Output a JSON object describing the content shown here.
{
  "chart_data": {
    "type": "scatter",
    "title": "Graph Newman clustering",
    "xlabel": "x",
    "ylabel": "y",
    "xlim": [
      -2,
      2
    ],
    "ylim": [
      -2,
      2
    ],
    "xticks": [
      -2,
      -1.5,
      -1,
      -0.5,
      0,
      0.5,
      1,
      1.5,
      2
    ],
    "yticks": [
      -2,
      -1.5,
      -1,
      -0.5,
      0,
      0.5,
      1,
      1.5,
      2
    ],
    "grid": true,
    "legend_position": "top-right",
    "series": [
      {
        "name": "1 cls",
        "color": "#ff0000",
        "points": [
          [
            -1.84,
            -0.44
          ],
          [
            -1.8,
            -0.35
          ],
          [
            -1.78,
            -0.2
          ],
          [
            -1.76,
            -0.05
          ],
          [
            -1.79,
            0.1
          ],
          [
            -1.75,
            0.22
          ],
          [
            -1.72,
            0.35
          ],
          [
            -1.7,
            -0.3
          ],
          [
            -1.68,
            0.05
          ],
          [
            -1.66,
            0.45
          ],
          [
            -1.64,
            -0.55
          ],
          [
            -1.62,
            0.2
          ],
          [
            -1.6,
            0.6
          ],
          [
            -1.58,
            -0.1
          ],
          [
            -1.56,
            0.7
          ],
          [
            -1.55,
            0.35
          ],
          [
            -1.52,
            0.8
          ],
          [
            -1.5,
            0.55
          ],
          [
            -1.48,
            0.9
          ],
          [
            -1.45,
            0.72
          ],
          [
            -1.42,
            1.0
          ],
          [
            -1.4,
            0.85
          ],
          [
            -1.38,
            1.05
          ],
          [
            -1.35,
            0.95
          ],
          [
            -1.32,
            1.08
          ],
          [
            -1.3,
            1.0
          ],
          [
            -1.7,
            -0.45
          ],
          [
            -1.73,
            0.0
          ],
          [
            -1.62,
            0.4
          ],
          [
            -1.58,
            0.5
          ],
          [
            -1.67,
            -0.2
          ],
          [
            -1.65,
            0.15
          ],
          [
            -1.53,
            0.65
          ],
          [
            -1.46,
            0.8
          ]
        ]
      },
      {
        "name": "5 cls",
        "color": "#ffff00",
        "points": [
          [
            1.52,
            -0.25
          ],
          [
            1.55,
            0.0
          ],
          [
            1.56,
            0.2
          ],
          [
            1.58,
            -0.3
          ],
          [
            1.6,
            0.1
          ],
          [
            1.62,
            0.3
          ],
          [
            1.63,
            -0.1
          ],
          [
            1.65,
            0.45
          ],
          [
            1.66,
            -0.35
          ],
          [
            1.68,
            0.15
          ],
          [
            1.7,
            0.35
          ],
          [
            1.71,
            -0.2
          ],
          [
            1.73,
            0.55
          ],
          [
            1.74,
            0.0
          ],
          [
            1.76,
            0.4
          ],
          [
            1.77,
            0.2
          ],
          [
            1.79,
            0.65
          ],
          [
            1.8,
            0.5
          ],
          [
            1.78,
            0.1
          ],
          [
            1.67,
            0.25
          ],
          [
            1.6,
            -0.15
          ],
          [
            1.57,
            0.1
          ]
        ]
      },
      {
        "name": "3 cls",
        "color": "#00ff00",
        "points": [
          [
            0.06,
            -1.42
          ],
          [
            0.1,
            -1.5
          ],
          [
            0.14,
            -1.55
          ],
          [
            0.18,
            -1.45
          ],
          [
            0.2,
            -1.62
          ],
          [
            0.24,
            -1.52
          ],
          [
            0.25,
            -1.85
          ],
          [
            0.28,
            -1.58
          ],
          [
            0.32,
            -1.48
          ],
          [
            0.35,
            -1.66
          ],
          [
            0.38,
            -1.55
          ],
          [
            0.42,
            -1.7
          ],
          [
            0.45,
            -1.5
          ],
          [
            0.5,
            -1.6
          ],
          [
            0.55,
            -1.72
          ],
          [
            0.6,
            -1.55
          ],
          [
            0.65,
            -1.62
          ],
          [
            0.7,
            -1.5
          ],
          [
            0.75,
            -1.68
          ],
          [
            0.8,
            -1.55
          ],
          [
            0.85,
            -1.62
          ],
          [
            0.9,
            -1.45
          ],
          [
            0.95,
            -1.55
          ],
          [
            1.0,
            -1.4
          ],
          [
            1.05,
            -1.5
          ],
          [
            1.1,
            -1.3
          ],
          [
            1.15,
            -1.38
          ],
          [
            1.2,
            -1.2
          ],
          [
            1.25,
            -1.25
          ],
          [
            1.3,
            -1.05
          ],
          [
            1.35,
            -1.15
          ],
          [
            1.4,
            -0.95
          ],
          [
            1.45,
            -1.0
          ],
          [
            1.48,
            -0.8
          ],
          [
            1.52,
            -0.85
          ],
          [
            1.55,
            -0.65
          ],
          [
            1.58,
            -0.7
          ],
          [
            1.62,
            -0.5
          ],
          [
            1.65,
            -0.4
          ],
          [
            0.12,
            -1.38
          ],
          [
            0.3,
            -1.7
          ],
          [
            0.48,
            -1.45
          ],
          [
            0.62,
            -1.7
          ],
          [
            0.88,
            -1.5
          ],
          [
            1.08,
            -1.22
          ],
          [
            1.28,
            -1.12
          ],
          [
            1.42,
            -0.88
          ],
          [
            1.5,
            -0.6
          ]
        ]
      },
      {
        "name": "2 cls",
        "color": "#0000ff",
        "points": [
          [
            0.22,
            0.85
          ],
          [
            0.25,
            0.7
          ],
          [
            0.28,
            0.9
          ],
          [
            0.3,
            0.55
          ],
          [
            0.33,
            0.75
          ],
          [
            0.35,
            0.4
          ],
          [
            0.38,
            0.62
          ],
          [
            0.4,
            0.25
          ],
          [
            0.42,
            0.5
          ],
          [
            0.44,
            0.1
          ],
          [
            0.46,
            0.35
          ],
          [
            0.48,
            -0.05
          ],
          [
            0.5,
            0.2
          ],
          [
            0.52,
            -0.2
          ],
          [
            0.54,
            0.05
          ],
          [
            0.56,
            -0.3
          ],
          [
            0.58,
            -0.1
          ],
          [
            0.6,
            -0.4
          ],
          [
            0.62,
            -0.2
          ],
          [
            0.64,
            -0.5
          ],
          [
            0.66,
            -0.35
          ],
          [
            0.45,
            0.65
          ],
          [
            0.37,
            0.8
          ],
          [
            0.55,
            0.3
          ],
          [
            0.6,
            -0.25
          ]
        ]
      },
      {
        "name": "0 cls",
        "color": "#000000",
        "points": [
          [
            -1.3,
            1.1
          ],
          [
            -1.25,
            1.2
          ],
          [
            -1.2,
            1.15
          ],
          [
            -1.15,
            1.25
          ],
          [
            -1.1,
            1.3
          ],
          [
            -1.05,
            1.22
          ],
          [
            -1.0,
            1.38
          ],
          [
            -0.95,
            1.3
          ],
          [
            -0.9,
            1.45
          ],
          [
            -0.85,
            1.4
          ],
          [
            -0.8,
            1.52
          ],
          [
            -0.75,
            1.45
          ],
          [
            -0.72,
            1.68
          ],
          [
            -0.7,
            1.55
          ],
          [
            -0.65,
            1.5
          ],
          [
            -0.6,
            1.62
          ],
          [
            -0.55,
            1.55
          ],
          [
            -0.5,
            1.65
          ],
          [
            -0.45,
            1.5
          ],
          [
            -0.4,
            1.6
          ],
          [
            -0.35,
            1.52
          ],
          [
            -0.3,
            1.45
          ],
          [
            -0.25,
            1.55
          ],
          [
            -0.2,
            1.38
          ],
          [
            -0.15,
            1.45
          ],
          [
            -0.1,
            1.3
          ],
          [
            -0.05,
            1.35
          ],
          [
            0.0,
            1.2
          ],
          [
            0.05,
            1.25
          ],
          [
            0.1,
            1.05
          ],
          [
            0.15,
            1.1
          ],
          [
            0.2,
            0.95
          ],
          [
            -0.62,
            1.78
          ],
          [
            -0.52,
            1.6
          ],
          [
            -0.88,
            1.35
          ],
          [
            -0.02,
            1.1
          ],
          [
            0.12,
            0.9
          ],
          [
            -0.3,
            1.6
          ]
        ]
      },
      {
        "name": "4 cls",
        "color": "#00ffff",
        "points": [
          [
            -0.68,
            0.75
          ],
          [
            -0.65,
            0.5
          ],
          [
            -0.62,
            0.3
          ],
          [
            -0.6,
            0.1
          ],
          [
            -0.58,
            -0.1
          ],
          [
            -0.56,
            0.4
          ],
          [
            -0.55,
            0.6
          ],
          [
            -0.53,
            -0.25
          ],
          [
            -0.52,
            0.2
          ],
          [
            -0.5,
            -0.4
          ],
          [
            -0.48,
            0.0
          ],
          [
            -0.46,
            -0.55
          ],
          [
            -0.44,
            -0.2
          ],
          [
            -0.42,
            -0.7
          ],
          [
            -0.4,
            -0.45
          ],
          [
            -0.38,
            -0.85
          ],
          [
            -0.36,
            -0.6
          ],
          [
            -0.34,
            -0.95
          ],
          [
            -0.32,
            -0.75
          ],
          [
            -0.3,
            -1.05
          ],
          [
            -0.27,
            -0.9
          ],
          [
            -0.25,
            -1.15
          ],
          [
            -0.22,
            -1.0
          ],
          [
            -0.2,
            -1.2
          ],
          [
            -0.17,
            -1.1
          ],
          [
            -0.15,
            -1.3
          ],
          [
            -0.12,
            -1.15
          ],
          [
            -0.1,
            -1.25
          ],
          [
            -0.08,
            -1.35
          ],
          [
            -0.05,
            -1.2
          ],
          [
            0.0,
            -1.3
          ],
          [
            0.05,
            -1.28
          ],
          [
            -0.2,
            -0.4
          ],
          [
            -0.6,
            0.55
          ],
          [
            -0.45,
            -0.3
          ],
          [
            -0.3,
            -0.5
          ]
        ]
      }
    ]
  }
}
# # #
§ **What is expected**: Say how many lines have the string "color" in them, offering no words beyond the number.

§ **Exercise solution**: 6